**Exercise aim:**
Convert the stretch from the line containing "row-sum: 8 854 xyxy=(1325,574,1501,732)" through the line containing "row-csr: 48.4.01.51350 xyxy=(1080,930,1264,963)" into a JSON list of strings, one string per line, skipping any blank lines.

**Dataset entries:**
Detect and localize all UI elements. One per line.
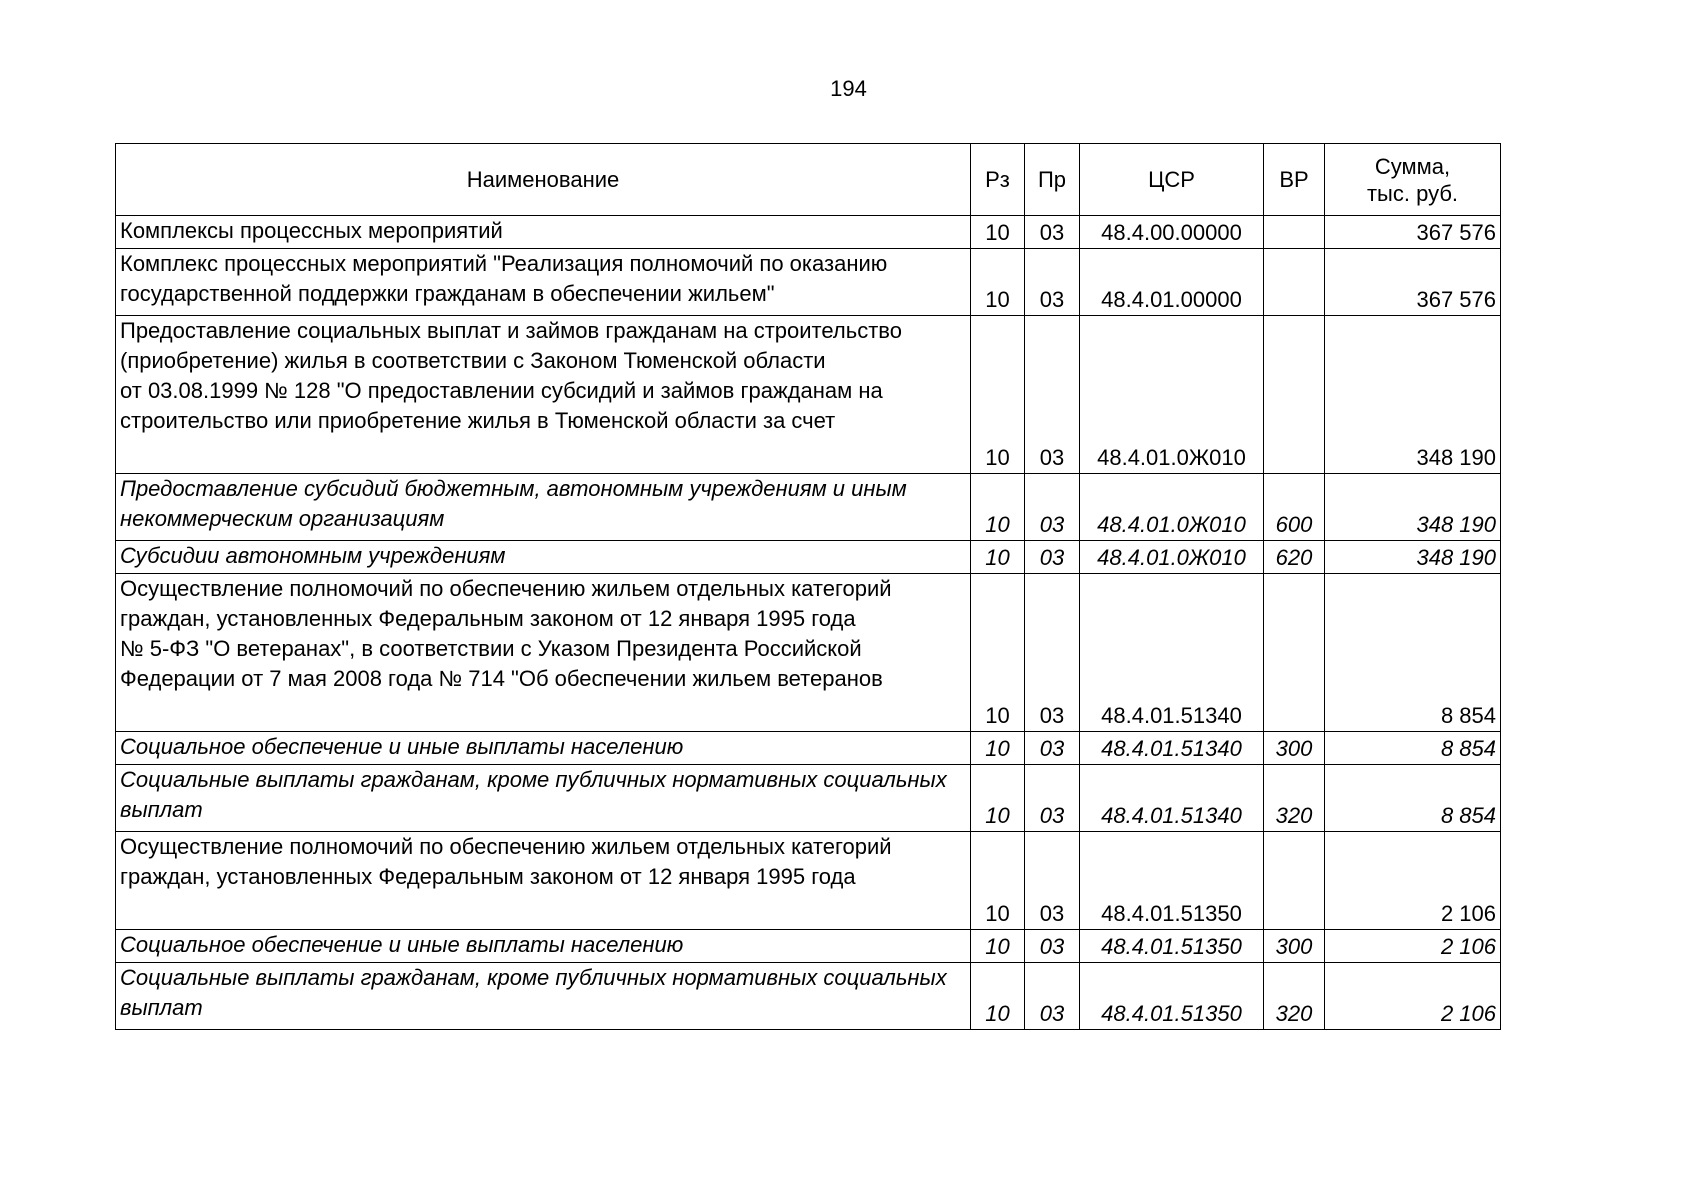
row-sum: 8 854 xyxy=(1325,574,1501,732)
row-vr: 300 xyxy=(1264,930,1325,963)
row-pr: 03 xyxy=(1025,765,1080,832)
row-csr: 48.4.01.51350 xyxy=(1080,930,1264,963)
row-name: Предоставление социальных выплат и займов гражданам на строительство (приобретение) жилья в соответствии с Законом Тюменской области от 03.08.1999 № 128 "О предоставлении субсидий и займов гражданам на строительство или приобретение жилья в Тюменской области за счет xyxy=(116,316,971,474)
row-vr: 620 xyxy=(1264,541,1325,574)
table-row xyxy=(116,216,1501,249)
row-sum: 348 190 xyxy=(1325,541,1501,574)
row-rz: 10 xyxy=(971,249,1025,316)
table-header-row xyxy=(116,144,1501,216)
row-rz: 10 xyxy=(971,732,1025,765)
row-sum: 348 190 xyxy=(1325,316,1501,474)
table-row xyxy=(116,963,1501,1030)
row-pr: 03 xyxy=(1025,249,1080,316)
table-row xyxy=(116,316,1501,474)
row-sum: 8 854 xyxy=(1325,732,1501,765)
row-pr: 03 xyxy=(1025,574,1080,732)
row-csr: 48.4.00.00000 xyxy=(1080,216,1264,249)
row-vr xyxy=(1264,574,1325,732)
row-rz: 10 xyxy=(971,216,1025,249)
row-name: Субсидии автономным учреждениям xyxy=(116,541,971,574)
row-rz: 10 xyxy=(971,316,1025,474)
row-rz: 10 xyxy=(971,832,1025,930)
row-vr: 300 xyxy=(1264,732,1325,765)
row-name: Комплексы процессных мероприятий xyxy=(116,216,971,249)
header-pr: Пр xyxy=(1025,144,1080,216)
row-sum: 367 576 xyxy=(1325,216,1501,249)
row-name: Осуществление полномочий по обеспечению жильем отдельных категорий граждан, установленных Федеральным законом от 12 января 1995 года № 5-ФЗ "О ветеранах", в соответствии с Указом Президента Российской Федерации от 7 мая 2008 года № 714 "Об обеспечении жильем ветеранов xyxy=(116,574,971,732)
row-csr: 48.4.01.51350 xyxy=(1080,963,1264,1030)
header-vr: ВР xyxy=(1264,144,1325,216)
row-pr: 03 xyxy=(1025,930,1080,963)
row-rz: 10 xyxy=(971,963,1025,1030)
table-row xyxy=(116,732,1501,765)
row-name: Комплекс процессных мероприятий "Реализация полномочий по оказанию государственной поддержки гражданам в обеспечении жильем" xyxy=(116,249,971,316)
row-csr: 48.4.01.0Ж010 xyxy=(1080,474,1264,541)
row-rz: 10 xyxy=(971,541,1025,574)
row-vr xyxy=(1264,249,1325,316)
header-rz: Рз xyxy=(971,144,1025,216)
table-row xyxy=(116,249,1501,316)
row-pr: 03 xyxy=(1025,216,1080,249)
budget-table xyxy=(115,143,1501,1030)
row-vr: 320 xyxy=(1264,963,1325,1030)
row-csr: 48.4.01.51340 xyxy=(1080,574,1264,732)
row-sum: 8 854 xyxy=(1325,765,1501,832)
table-row xyxy=(116,541,1501,574)
row-sum: 348 190 xyxy=(1325,474,1501,541)
header-name: Наименование xyxy=(116,144,971,216)
table-row xyxy=(116,765,1501,832)
row-name: Социальное обеспечение и иные выплаты населению xyxy=(116,930,971,963)
row-vr xyxy=(1264,216,1325,249)
row-name: Социальное обеспечение и иные выплаты населению xyxy=(116,732,971,765)
header-sum: Сумма, тыс. руб. xyxy=(1325,144,1501,216)
row-rz: 10 xyxy=(971,930,1025,963)
row-rz: 10 xyxy=(971,574,1025,732)
row-sum: 2 106 xyxy=(1325,832,1501,930)
row-csr: 48.4.01.00000 xyxy=(1080,249,1264,316)
row-sum: 2 106 xyxy=(1325,930,1501,963)
row-csr: 48.4.01.0Ж010 xyxy=(1080,316,1264,474)
table-row xyxy=(116,474,1501,541)
row-vr xyxy=(1264,832,1325,930)
row-name: Социальные выплаты гражданам, кроме публичных нормативных социальных выплат xyxy=(116,765,971,832)
row-pr: 03 xyxy=(1025,316,1080,474)
row-sum: 367 576 xyxy=(1325,249,1501,316)
row-pr: 03 xyxy=(1025,474,1080,541)
row-rz: 10 xyxy=(971,765,1025,832)
table-body xyxy=(116,216,1501,1030)
header-csr: ЦСР xyxy=(1080,144,1264,216)
row-sum: 2 106 xyxy=(1325,963,1501,1030)
row-name: Социальные выплаты гражданам, кроме публичных нормативных социальных выплат xyxy=(116,963,971,1030)
row-vr xyxy=(1264,316,1325,474)
row-pr: 03 xyxy=(1025,963,1080,1030)
row-csr: 48.4.01.51350 xyxy=(1080,832,1264,930)
row-name: Осуществление полномочий по обеспечению жильем отдельных категорий граждан, установленных Федеральным законом от 12 января 1995 года xyxy=(116,832,971,930)
table-row xyxy=(116,574,1501,732)
row-pr: 03 xyxy=(1025,832,1080,930)
page-number: 194 xyxy=(830,76,867,101)
row-csr: 48.4.01.51340 xyxy=(1080,765,1264,832)
row-pr: 03 xyxy=(1025,732,1080,765)
row-name: Предоставление субсидий бюджетным, автономным учреждениям и иным некоммерческим организациям xyxy=(116,474,971,541)
table-row xyxy=(116,832,1501,930)
row-csr: 48.4.01.51340 xyxy=(1080,732,1264,765)
table-row xyxy=(116,930,1501,963)
row-vr: 320 xyxy=(1264,765,1325,832)
row-rz: 10 xyxy=(971,474,1025,541)
row-csr: 48.4.01.0Ж010 xyxy=(1080,541,1264,574)
row-vr: 600 xyxy=(1264,474,1325,541)
row-pr: 03 xyxy=(1025,541,1080,574)
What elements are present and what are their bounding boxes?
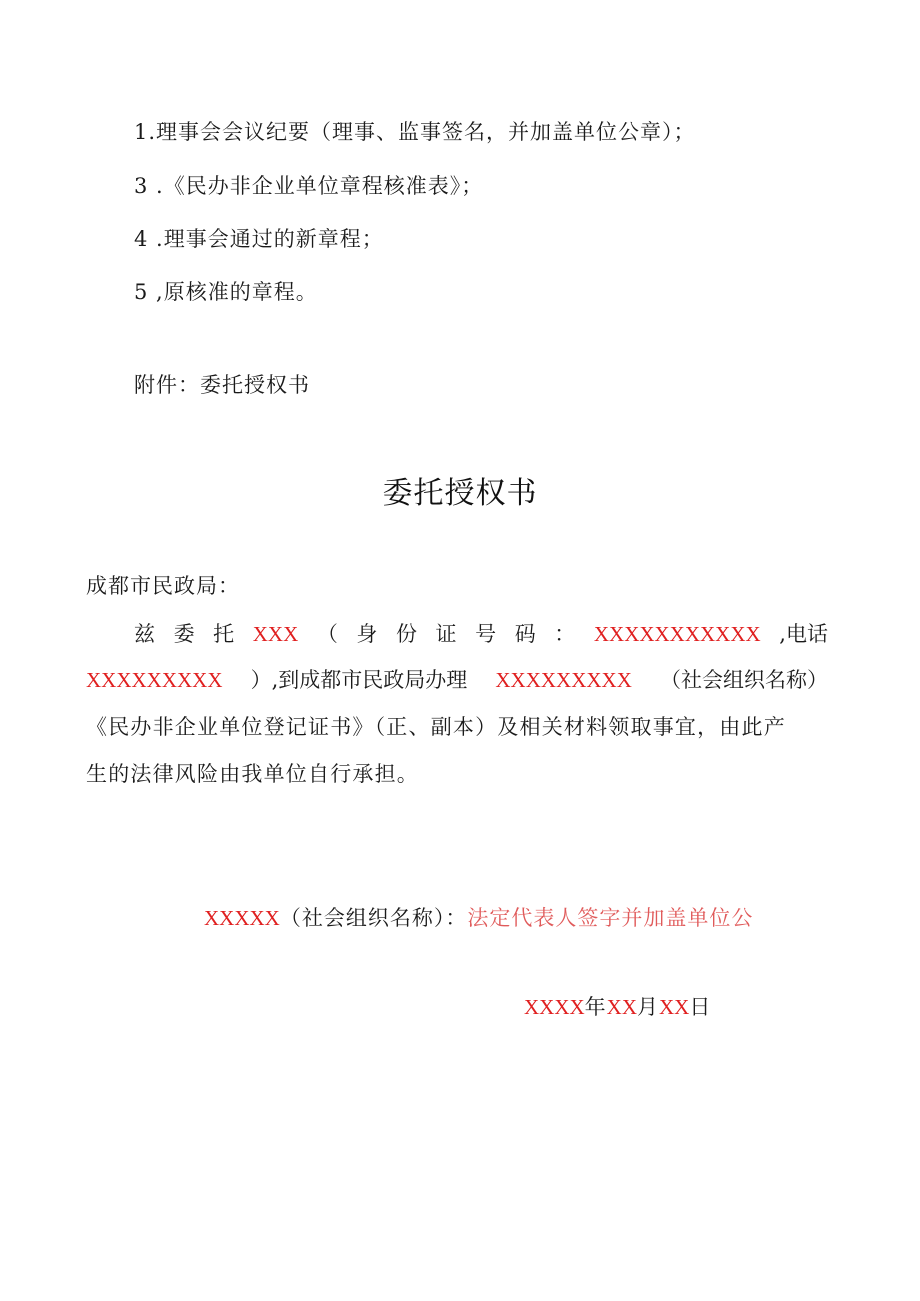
- document-title: 委托授权书: [382, 476, 538, 511]
- list-item-3: 3 .《民办非企业单位章程核准表》；: [134, 174, 484, 198]
- body-line-3: 《民办非企业单位登记证书》（正、副本）及相关材料领取事宜，由此产: [86, 715, 786, 739]
- body-text: （社会组织名称）: [659, 668, 828, 692]
- body-char: ：: [554, 622, 576, 646]
- day-unit: 日: [689, 995, 712, 1019]
- month-unit: 月: [637, 995, 660, 1019]
- year-placeholder: XXXX: [524, 995, 585, 1019]
- day-placeholder: XX: [659, 995, 690, 1019]
- org-placeholder: XXXXX: [204, 906, 280, 930]
- org-label: （社会组织名称）：: [279, 906, 468, 930]
- list-item-1: 1.理事会会议纪要（理事、监事签名，并加盖单位公章）；: [134, 120, 696, 144]
- signature-note: 法定代表人签字并加盖单位公: [467, 906, 754, 930]
- body-char: 委: [173, 622, 195, 646]
- body-char: 号: [475, 622, 497, 646]
- year-unit: 年: [584, 995, 607, 1019]
- phone-label: ,电话: [779, 622, 828, 646]
- id-number-placeholder: XXXXXXXXXXX: [593, 622, 761, 646]
- recipient: 成都市民政局：: [86, 574, 240, 598]
- body-text: ）,到成都市民政局办理: [250, 668, 468, 692]
- body-char: 码: [514, 622, 536, 646]
- body-line-2: [86, 666, 828, 694]
- body-line-1: [134, 620, 828, 648]
- list-item-5: 5 ,原核准的章程。: [134, 280, 318, 304]
- list-item-4: 4 .理事会通过的新章程；: [134, 227, 384, 251]
- signature-line: [204, 904, 753, 932]
- phone-placeholder: XXXXXXXXX: [86, 668, 223, 692]
- body-char: 兹: [134, 622, 155, 646]
- body-char: （: [316, 622, 338, 646]
- body-line-4: 生的法律风险由我单位自行承担。: [86, 762, 419, 786]
- date-line: [524, 993, 711, 1021]
- delegate-name-placeholder: XXX: [252, 622, 299, 646]
- body-char: 份: [395, 622, 417, 646]
- month-placeholder: XX: [606, 995, 638, 1019]
- attachment-label: 附件：委托授权书: [134, 373, 310, 397]
- org-name-placeholder: XXXXXXXXX: [495, 668, 632, 692]
- body-char: 身: [356, 622, 378, 646]
- body-char: 托: [213, 622, 235, 646]
- body-char: 证: [435, 622, 457, 646]
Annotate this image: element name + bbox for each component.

**Finished exercise:**
[
  "row-sum: 8 854 xyxy=(1325,574,1501,732)",
  "row-vr: 300 xyxy=(1264,930,1325,963)",
  "row-pr: 03 xyxy=(1025,765,1080,832)",
  "row-csr: 48.4.01.51350 xyxy=(1080,930,1264,963)"
]